- EXERCISE OBJECTIVE
Look for the string "Standa" and copy every line that has it.

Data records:
start

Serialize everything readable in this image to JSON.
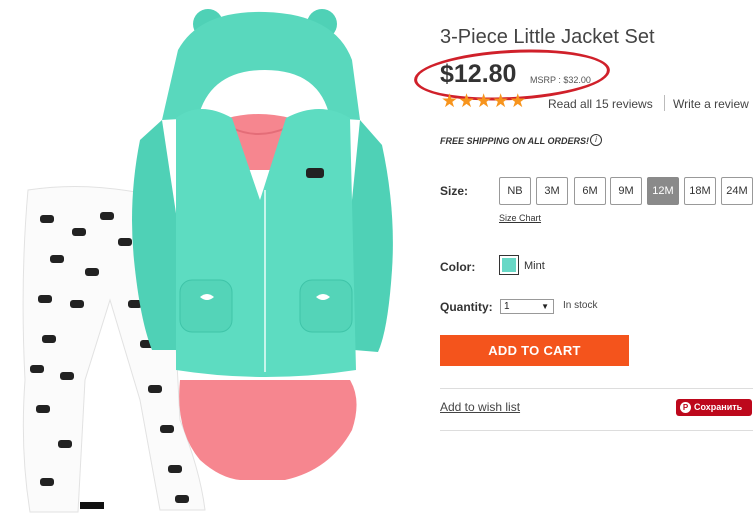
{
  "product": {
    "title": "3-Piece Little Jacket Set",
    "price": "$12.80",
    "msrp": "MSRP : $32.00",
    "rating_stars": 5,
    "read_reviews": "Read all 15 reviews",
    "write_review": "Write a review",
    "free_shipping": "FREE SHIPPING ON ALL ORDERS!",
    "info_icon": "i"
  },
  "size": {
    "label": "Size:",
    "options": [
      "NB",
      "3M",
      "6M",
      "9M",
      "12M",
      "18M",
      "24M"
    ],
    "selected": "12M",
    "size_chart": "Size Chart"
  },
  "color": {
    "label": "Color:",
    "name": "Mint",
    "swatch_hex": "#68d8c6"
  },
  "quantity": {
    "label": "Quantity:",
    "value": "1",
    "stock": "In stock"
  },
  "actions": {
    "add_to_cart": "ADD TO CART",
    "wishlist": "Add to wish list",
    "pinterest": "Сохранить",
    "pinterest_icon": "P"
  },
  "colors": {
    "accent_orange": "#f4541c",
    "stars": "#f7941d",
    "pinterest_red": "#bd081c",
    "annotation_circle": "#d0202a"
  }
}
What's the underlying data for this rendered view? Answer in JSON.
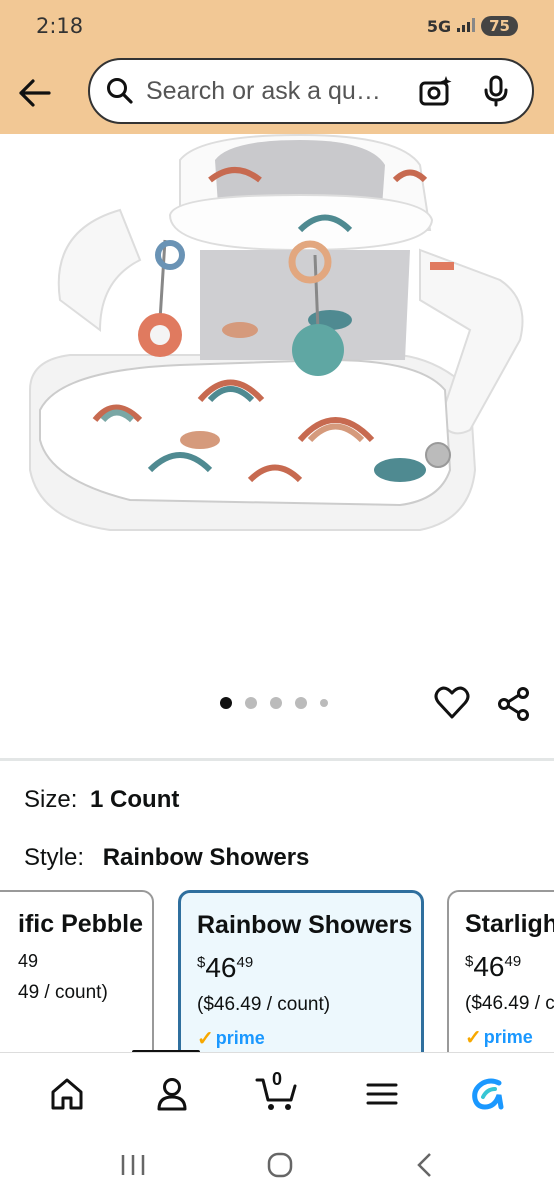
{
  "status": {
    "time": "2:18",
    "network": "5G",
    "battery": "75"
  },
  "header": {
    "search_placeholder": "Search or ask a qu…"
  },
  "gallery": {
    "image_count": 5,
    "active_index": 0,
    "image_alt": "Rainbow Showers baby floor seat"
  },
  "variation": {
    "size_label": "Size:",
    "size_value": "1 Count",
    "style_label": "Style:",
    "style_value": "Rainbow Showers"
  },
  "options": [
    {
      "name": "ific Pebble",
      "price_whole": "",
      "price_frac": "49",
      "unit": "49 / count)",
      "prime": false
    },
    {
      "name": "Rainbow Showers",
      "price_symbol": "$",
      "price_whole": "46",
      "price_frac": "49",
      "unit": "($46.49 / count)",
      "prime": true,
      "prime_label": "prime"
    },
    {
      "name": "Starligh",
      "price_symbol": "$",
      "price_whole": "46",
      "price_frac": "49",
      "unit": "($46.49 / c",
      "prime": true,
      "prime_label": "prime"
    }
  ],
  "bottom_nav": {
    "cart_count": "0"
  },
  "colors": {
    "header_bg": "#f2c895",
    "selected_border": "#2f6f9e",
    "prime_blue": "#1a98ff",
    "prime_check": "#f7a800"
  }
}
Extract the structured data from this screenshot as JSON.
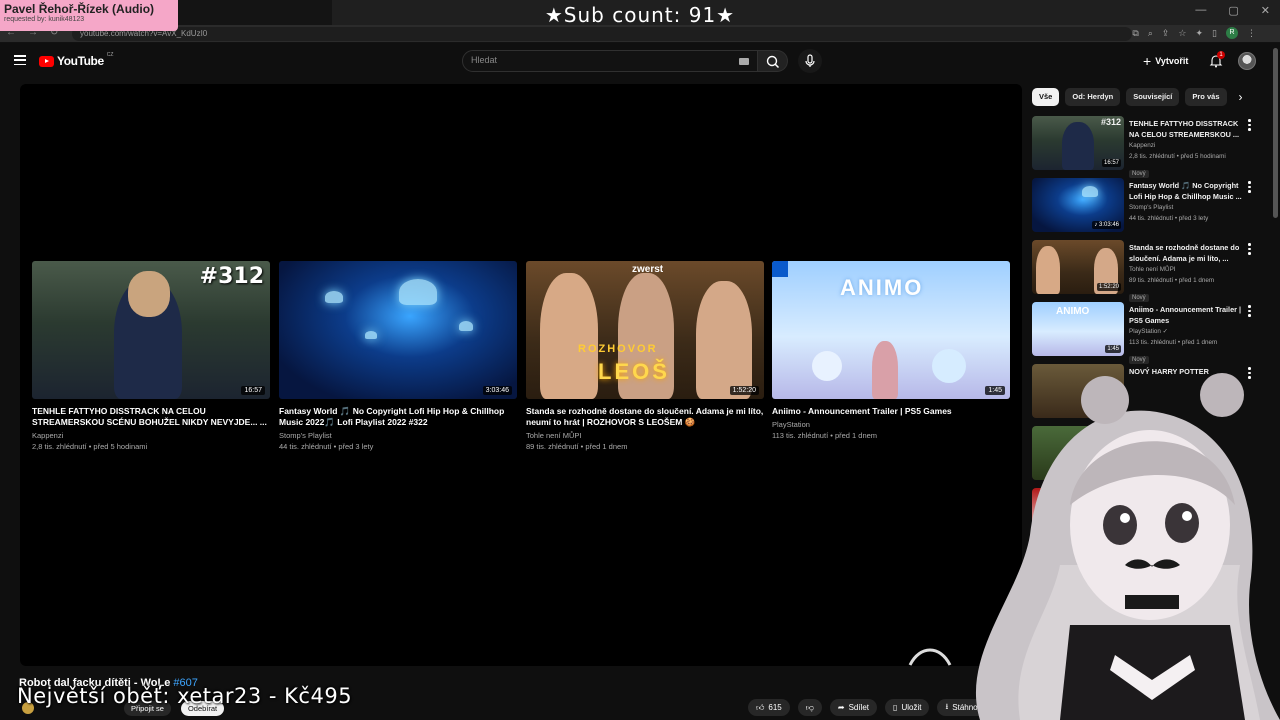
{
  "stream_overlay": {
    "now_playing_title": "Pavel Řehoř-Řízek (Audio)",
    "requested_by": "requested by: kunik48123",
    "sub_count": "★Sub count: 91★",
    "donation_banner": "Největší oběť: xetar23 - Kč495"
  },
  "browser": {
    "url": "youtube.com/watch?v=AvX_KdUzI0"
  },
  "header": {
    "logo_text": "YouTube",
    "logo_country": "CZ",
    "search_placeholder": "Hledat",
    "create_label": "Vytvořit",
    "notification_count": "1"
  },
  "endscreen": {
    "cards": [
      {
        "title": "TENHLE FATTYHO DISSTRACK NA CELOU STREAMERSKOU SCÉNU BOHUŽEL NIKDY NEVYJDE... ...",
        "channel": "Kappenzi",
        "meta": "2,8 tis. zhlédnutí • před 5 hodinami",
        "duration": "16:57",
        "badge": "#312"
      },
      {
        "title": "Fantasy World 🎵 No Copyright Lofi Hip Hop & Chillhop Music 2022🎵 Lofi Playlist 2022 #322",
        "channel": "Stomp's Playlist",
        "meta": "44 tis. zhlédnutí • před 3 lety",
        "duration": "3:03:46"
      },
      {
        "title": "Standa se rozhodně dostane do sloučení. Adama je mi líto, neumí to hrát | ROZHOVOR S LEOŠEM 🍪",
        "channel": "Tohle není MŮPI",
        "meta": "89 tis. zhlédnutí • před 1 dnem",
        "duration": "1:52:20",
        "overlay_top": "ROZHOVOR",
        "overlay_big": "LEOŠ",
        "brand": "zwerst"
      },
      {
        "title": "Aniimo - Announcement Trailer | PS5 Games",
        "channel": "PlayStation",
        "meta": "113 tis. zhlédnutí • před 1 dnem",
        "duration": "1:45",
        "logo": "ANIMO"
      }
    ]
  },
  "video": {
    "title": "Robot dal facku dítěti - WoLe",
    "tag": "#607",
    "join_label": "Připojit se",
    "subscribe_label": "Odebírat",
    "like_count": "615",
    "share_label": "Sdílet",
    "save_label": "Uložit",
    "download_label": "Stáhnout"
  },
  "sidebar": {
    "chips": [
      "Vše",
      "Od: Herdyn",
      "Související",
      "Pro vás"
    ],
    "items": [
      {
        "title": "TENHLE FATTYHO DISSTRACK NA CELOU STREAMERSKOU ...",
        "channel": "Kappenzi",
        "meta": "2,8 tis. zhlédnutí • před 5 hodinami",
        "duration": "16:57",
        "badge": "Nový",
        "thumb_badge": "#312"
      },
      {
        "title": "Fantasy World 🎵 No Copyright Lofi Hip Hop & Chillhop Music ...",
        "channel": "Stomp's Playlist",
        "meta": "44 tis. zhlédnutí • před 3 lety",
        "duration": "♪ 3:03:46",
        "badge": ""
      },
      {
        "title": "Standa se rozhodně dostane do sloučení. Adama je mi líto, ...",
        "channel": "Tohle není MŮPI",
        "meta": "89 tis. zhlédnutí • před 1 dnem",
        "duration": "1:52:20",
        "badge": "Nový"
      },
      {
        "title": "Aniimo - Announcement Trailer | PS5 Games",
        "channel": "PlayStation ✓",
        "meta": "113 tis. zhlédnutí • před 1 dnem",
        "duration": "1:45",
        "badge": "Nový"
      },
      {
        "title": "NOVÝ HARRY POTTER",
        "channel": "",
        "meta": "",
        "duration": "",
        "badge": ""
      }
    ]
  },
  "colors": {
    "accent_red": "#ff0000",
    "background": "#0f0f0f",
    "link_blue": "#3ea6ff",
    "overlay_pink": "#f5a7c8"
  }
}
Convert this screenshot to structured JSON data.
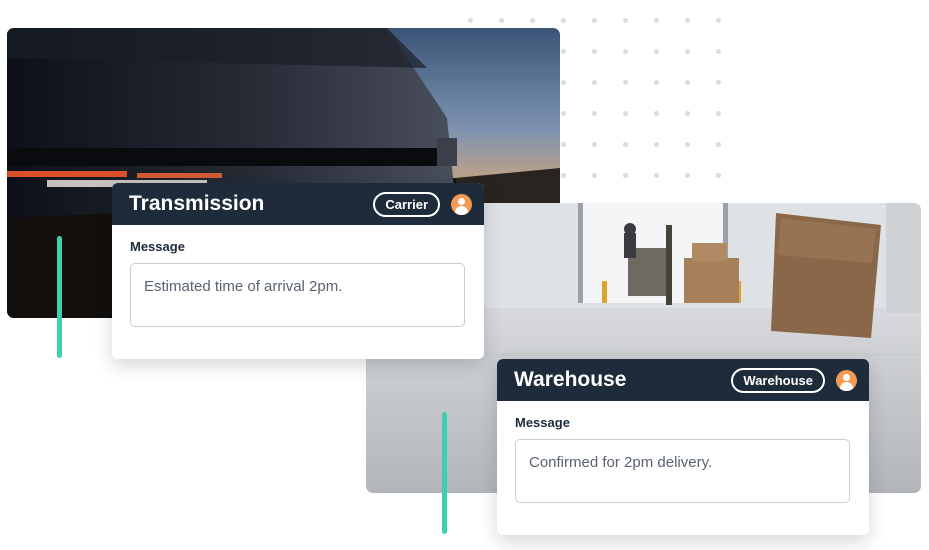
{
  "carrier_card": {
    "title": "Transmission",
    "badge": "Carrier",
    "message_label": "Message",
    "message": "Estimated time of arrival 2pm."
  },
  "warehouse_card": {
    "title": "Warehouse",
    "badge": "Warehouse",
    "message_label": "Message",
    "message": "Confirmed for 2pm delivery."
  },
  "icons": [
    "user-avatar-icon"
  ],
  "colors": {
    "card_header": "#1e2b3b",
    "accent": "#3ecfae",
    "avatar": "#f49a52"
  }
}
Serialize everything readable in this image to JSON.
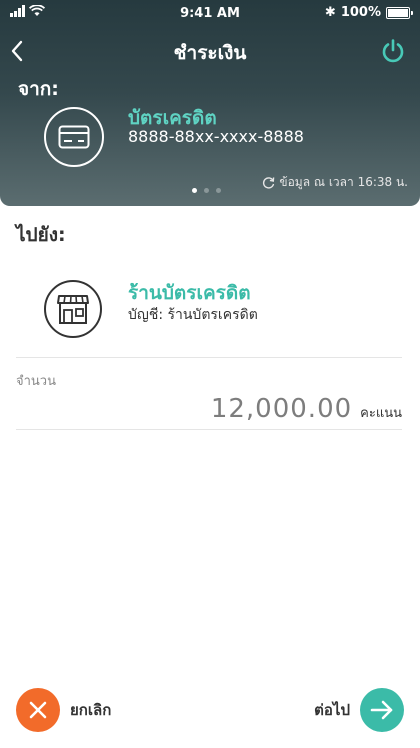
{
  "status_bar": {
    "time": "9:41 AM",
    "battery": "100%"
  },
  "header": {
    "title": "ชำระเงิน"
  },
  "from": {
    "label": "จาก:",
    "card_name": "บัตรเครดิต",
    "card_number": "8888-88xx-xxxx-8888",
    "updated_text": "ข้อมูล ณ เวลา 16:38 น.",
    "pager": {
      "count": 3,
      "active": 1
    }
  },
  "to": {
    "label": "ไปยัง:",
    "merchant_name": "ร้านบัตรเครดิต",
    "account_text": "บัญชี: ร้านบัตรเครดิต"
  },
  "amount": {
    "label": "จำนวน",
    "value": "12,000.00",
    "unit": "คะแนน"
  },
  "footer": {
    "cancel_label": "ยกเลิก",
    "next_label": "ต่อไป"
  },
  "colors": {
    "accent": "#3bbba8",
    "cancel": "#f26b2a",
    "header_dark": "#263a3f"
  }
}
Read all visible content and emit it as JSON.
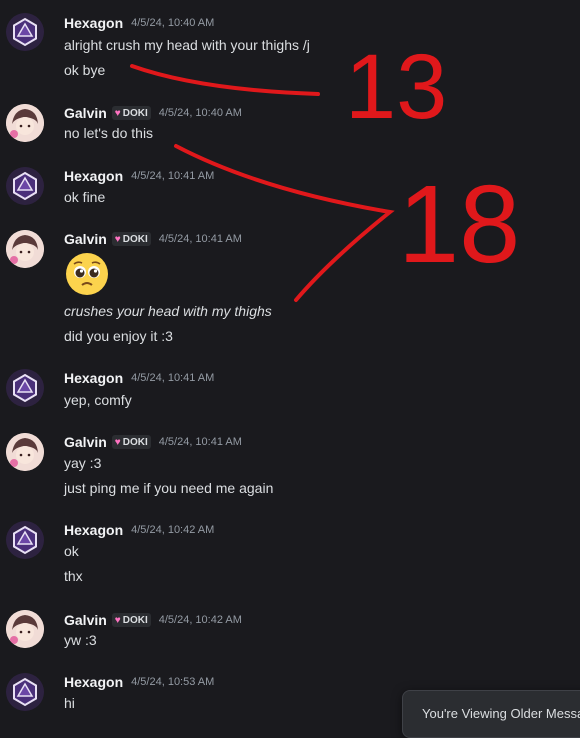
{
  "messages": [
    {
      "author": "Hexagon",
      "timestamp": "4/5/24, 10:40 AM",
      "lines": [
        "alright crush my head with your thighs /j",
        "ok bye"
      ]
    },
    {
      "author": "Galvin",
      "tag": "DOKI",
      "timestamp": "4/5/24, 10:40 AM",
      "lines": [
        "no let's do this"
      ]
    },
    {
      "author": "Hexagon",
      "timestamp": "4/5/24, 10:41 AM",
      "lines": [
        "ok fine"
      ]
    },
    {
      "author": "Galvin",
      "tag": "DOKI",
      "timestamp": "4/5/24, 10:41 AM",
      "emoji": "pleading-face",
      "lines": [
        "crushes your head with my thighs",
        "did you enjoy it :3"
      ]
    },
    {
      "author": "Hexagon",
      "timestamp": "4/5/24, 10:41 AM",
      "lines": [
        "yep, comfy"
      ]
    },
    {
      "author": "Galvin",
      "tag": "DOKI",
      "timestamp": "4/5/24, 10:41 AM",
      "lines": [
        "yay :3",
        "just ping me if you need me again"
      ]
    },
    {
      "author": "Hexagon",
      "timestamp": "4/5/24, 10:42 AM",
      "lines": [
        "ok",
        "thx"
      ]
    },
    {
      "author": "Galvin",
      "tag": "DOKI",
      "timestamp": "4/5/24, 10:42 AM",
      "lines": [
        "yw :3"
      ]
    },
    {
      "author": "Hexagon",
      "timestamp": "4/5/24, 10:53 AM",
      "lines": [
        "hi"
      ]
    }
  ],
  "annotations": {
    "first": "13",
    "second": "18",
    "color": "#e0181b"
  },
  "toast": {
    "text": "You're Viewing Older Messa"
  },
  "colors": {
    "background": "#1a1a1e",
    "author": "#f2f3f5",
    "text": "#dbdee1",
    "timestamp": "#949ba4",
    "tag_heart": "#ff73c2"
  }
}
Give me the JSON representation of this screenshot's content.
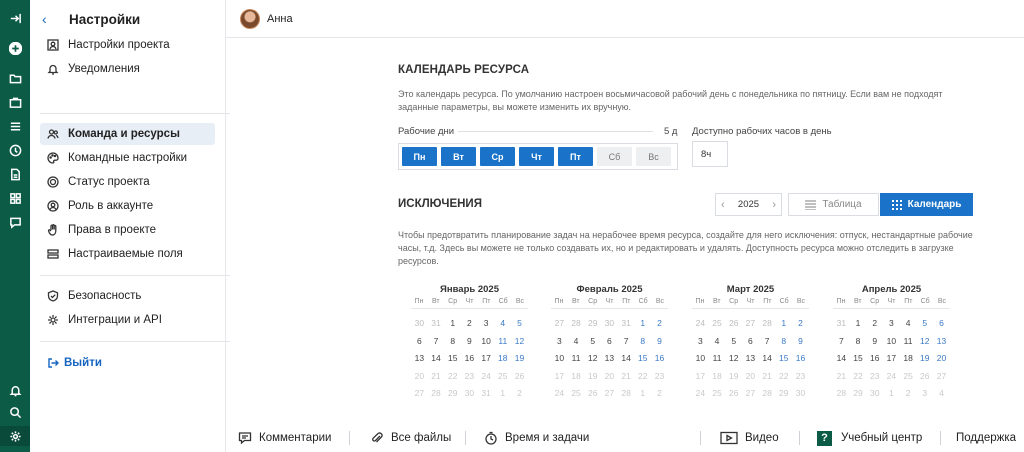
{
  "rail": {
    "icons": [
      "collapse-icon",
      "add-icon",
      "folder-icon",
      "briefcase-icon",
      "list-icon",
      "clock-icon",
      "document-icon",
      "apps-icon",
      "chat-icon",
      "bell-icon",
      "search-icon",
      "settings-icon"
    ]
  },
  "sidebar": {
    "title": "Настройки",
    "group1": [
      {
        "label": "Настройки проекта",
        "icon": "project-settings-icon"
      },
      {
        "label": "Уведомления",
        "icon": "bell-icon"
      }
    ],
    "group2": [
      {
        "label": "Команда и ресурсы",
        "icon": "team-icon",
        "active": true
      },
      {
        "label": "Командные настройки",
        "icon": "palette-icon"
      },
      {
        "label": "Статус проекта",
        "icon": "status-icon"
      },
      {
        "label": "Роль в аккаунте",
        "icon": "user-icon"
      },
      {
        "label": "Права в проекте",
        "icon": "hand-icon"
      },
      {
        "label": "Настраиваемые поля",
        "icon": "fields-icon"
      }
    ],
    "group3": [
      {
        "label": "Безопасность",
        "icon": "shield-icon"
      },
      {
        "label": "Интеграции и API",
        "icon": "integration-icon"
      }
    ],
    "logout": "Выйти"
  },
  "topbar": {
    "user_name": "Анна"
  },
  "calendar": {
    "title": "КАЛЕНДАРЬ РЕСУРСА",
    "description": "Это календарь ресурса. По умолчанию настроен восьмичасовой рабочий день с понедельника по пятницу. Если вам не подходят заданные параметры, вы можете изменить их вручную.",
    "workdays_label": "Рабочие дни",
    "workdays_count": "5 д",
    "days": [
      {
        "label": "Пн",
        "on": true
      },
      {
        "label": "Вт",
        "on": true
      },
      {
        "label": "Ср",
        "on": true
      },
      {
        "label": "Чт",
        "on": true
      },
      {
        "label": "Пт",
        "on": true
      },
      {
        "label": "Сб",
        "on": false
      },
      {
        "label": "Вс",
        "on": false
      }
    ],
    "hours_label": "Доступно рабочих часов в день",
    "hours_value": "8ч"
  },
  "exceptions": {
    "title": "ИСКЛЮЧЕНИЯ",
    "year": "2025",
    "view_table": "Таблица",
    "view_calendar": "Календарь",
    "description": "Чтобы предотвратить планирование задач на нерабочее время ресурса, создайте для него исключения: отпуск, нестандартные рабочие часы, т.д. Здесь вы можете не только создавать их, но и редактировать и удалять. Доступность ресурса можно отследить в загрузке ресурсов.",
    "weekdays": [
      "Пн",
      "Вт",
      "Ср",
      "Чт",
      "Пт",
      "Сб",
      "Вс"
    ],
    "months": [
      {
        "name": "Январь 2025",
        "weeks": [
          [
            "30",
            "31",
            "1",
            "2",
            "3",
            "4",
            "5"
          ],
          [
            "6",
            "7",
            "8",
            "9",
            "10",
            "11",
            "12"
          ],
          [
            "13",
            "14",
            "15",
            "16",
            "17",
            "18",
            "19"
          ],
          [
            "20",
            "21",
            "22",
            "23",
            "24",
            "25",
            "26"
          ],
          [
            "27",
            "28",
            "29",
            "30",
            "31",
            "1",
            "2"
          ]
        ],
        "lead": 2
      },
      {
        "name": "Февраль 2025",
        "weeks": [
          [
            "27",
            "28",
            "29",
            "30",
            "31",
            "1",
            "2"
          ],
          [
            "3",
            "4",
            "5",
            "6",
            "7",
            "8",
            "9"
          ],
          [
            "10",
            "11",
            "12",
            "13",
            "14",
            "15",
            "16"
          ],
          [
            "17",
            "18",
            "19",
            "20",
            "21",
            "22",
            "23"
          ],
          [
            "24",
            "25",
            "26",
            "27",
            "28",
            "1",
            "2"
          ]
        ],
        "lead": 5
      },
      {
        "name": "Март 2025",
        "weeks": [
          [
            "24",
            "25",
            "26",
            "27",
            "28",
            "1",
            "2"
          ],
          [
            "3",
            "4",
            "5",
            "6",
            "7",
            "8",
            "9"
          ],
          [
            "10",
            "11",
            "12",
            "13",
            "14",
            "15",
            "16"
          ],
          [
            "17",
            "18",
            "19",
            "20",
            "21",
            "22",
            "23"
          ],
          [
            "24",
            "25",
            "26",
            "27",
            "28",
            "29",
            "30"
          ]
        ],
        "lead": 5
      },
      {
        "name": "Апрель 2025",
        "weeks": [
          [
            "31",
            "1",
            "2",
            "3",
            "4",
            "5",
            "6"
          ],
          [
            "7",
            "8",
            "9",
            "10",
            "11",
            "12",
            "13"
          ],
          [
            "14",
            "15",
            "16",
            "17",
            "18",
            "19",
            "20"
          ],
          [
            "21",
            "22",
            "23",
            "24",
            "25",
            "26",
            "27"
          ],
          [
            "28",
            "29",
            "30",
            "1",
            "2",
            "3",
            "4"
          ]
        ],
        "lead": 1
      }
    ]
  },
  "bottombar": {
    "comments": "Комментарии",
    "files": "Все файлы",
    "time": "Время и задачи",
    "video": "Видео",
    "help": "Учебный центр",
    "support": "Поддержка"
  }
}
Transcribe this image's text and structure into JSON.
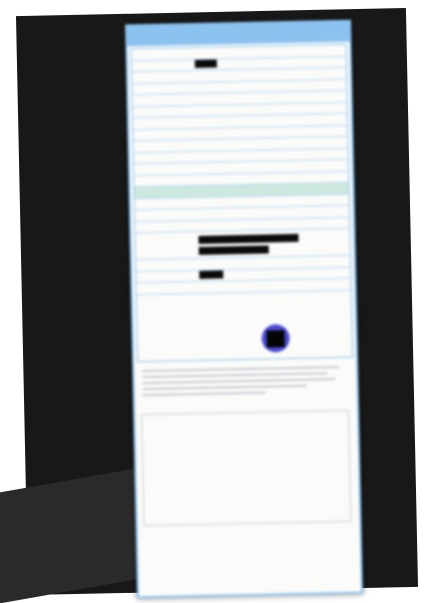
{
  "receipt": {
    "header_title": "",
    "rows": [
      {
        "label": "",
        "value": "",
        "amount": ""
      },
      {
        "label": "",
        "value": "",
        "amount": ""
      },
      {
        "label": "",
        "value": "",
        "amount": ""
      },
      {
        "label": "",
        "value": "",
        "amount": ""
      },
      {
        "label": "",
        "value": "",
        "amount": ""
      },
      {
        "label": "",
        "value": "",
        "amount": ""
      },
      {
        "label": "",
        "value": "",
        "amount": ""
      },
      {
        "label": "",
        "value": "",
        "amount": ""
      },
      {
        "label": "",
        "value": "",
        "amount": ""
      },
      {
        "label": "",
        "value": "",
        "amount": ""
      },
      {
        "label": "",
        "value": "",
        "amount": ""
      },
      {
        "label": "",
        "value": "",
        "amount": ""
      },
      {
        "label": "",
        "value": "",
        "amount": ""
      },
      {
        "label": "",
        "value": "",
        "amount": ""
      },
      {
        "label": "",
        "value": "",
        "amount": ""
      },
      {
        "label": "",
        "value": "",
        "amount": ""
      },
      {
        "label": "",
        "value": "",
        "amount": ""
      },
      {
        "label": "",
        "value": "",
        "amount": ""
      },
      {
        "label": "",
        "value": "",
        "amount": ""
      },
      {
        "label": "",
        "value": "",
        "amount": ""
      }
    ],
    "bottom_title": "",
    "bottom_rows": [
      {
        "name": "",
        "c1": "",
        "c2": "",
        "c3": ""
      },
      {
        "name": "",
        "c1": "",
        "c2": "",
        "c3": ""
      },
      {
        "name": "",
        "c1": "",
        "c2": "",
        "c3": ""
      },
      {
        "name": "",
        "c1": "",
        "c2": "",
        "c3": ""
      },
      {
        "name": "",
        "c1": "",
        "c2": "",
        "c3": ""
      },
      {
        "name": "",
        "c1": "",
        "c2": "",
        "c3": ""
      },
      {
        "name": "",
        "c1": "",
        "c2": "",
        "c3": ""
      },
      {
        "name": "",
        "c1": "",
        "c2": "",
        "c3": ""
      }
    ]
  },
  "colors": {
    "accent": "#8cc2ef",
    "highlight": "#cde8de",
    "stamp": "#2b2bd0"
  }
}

end

- SOLUTION TO THIS EXERCISE
        "title": "Standa se rozhodně dostane do sloučení. Adama je mi líto, neumí to hrát | ROZHOVOR S LEOŠEM 🍪",
        "title": "Standa se rozhodně dostane do sloučení. Adama je mi líto, ...",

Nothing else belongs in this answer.